» THE TASK
Repeat each entry as written, dropping any picture you find.

────────────────────────────────────────

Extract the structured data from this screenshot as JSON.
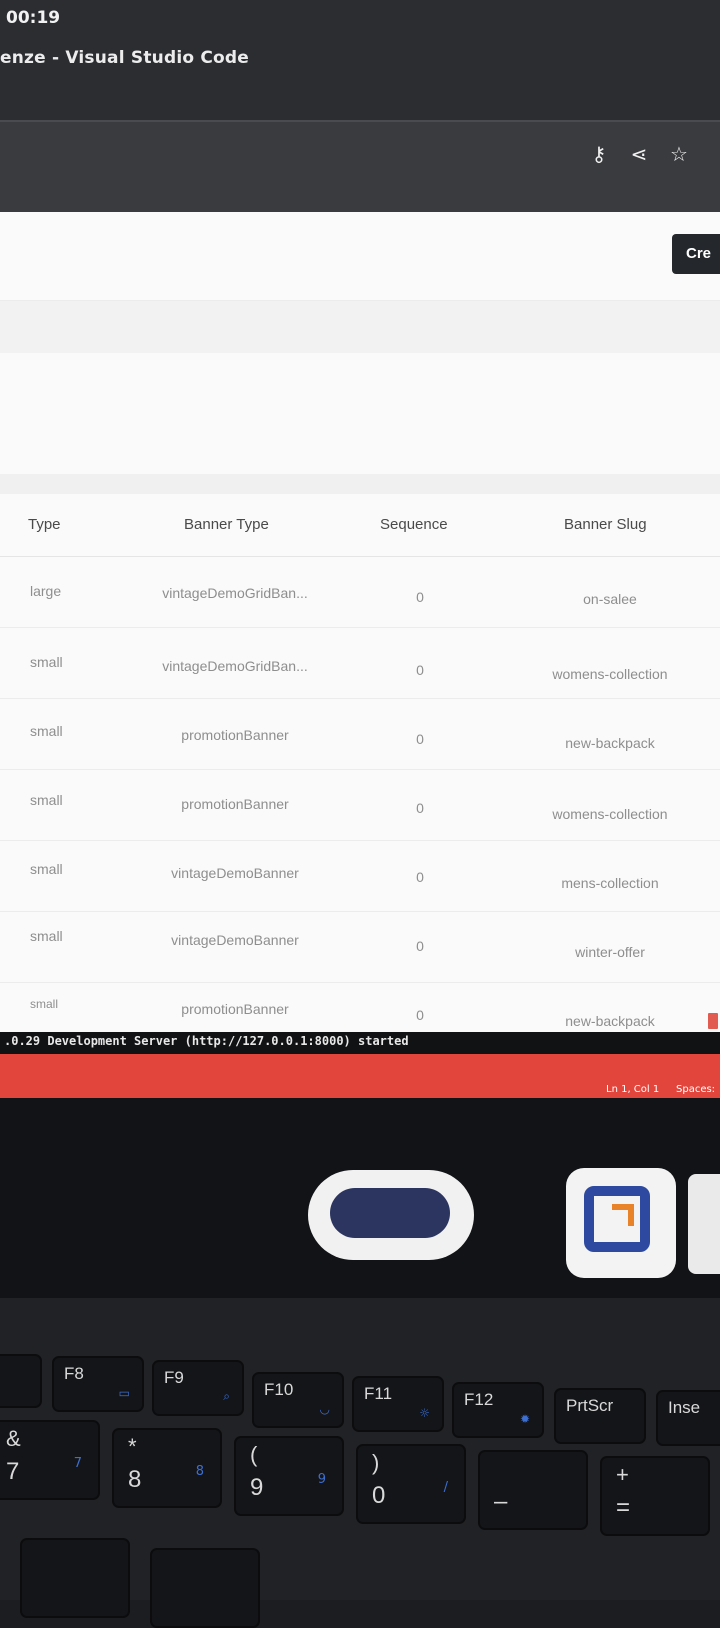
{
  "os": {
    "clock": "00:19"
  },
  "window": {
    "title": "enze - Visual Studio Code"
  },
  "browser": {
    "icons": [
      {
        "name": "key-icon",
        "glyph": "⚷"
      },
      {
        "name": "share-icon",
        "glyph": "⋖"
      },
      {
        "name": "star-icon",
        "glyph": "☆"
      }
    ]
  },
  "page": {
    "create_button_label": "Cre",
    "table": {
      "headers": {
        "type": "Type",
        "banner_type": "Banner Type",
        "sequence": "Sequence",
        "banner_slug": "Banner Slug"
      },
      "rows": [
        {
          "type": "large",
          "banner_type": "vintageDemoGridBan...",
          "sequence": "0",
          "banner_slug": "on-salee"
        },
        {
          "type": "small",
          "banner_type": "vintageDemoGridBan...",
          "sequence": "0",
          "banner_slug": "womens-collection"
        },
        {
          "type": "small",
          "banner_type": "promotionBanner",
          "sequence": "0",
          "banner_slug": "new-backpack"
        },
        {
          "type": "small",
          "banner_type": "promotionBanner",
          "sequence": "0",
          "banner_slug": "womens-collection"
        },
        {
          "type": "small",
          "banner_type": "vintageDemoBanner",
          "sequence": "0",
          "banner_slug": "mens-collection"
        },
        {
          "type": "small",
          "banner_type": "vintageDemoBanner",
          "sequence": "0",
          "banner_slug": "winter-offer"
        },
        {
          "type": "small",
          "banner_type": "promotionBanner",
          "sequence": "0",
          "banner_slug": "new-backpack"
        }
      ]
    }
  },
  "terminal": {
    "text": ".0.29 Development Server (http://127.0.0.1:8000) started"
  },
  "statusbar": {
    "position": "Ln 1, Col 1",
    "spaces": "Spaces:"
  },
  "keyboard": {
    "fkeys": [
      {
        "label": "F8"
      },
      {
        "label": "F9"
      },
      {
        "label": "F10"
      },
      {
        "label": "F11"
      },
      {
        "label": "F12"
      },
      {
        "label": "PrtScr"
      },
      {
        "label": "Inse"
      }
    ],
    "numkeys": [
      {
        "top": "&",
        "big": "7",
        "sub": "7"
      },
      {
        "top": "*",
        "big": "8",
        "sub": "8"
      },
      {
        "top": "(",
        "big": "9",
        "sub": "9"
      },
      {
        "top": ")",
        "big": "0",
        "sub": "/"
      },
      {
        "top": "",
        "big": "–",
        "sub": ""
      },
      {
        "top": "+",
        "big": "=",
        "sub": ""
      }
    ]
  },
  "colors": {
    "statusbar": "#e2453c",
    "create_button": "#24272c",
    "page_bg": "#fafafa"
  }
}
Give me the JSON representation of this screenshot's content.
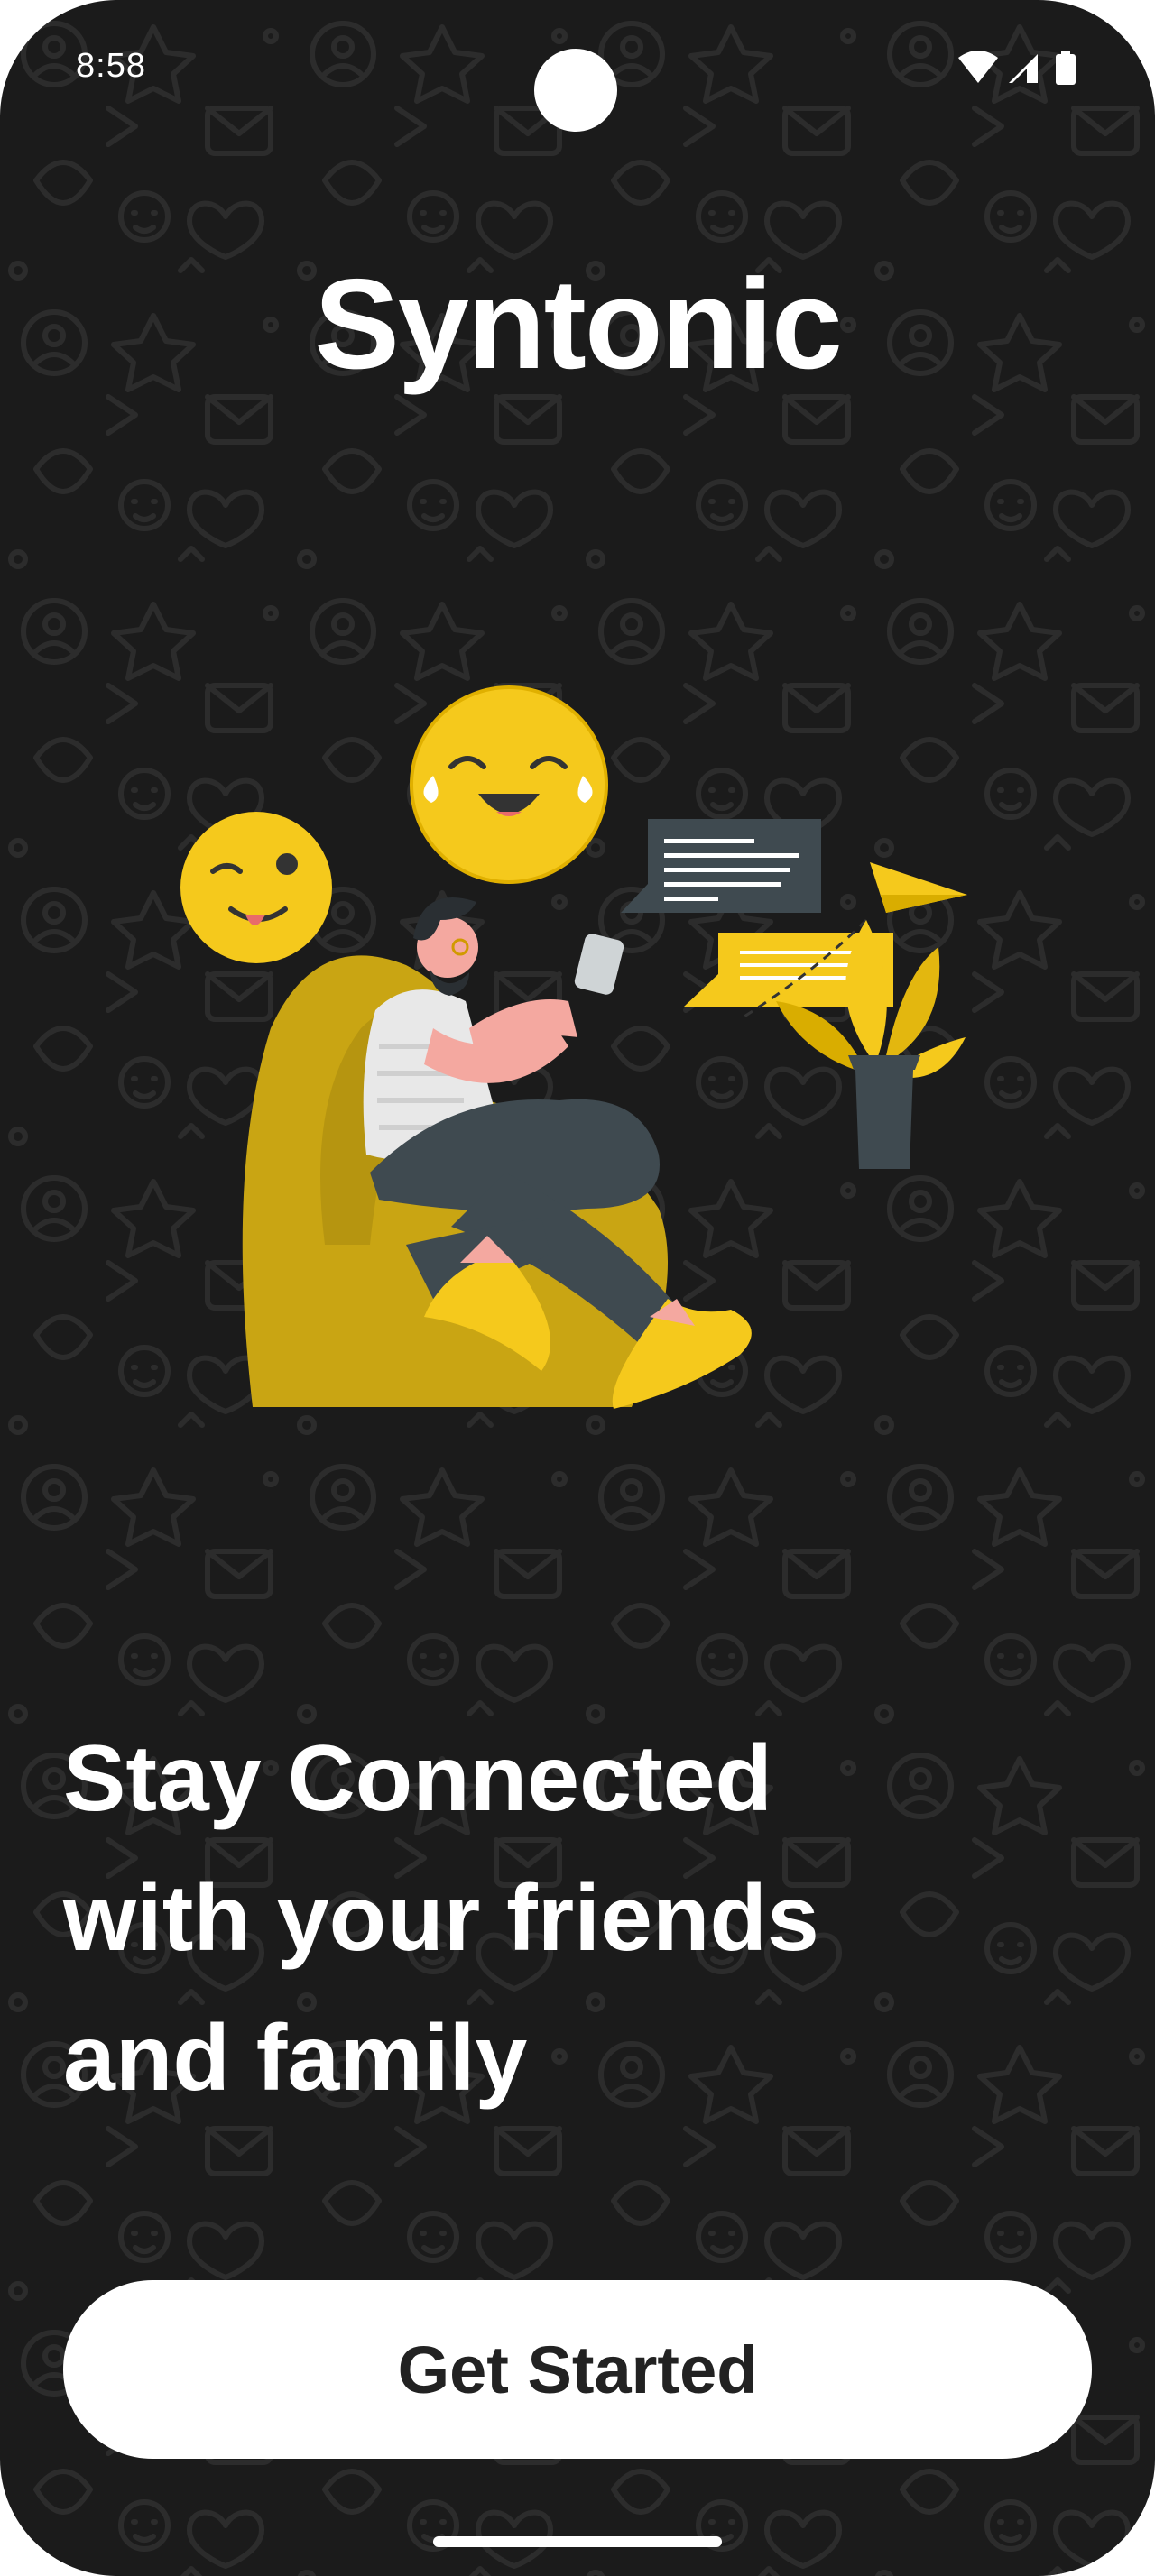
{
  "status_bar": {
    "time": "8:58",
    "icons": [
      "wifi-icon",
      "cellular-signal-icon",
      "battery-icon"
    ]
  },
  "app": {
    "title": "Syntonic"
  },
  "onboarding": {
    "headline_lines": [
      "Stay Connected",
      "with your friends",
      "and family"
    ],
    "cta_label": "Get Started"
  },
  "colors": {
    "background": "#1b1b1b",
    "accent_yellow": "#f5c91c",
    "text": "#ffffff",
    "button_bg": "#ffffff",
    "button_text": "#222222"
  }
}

────────────────────────────────────────

» RESULT BELOW
Extract the structured data from this screenshot as JSON.
{
  "os": {
    "clock": "00:19"
  },
  "window": {
    "title": "enze - Visual Studio Code"
  },
  "browser": {
    "icons": [
      {
        "name": "key-icon",
        "glyph": "⚷"
      },
      {
        "name": "share-icon",
        "glyph": "⋖"
      },
      {
        "name": "star-icon",
        "glyph": "☆"
      }
    ]
  },
  "page": {
    "create_button_label": "Cre",
    "table": {
      "headers": {
        "type": "Type",
        "banner_type": "Banner Type",
        "sequence": "Sequence",
        "banner_slug": "Banner Slug"
      },
      "rows": [
        {
          "type": "large",
          "banner_type": "vintageDemoGridBan...",
          "sequence": "0",
          "banner_slug": "on-salee"
        },
        {
          "type": "small",
          "banner_type": "vintageDemoGridBan...",
          "sequence": "0",
          "banner_slug": "womens-collection"
        },
        {
          "type": "small",
          "banner_type": "promotionBanner",
          "sequence": "0",
          "banner_slug": "new-backpack"
        },
        {
          "type": "small",
          "banner_type": "promotionBanner",
          "sequence": "0",
          "banner_slug": "womens-collection"
        },
        {
          "type": "small",
          "banner_type": "vintageDemoBanner",
          "sequence": "0",
          "banner_slug": "mens-collection"
        },
        {
          "type": "small",
          "banner_type": "vintageDemoBanner",
          "sequence": "0",
          "banner_slug": "winter-offer"
        },
        {
          "type": "small",
          "banner_type": "promotionBanner",
          "sequence": "0",
          "banner_slug": "new-backpack"
        }
      ]
    }
  },
  "terminal": {
    "text": ".0.29 Development Server (http://127.0.0.1:8000) started"
  },
  "statusbar": {
    "position": "Ln 1, Col 1",
    "spaces": "Spaces:"
  },
  "keyboard": {
    "fkeys": [
      {
        "label": "F8"
      },
      {
        "label": "F9"
      },
      {
        "label": "F10"
      },
      {
        "label": "F11"
      },
      {
        "label": "F12"
      },
      {
        "label": "PrtScr"
      },
      {
        "label": "Inse"
      }
    ],
    "numkeys": [
      {
        "top": "&",
        "big": "7",
        "sub": "7"
      },
      {
        "top": "*",
        "big": "8",
        "sub": "8"
      },
      {
        "top": "(",
        "big": "9",
        "sub": "9"
      },
      {
        "top": ")",
        "big": "0",
        "sub": "/"
      },
      {
        "top": "",
        "big": "–",
        "sub": ""
      },
      {
        "top": "+",
        "big": "=",
        "sub": ""
      }
    ]
  },
  "colors": {
    "statusbar": "#e2453c",
    "create_button": "#24272c",
    "page_bg": "#fafafa"
  }
}
Give me the JSON representation of this screenshot's content.
{
  "status_bar": {
    "time": "8:58",
    "icons": [
      "wifi-icon",
      "cellular-signal-icon",
      "battery-icon"
    ]
  },
  "app": {
    "title": "Syntonic"
  },
  "onboarding": {
    "headline_lines": [
      "Stay Connected",
      "with your friends",
      "and family"
    ],
    "cta_label": "Get Started"
  },
  "colors": {
    "background": "#1b1b1b",
    "accent_yellow": "#f5c91c",
    "text": "#ffffff",
    "button_bg": "#ffffff",
    "button_text": "#222222"
  }
}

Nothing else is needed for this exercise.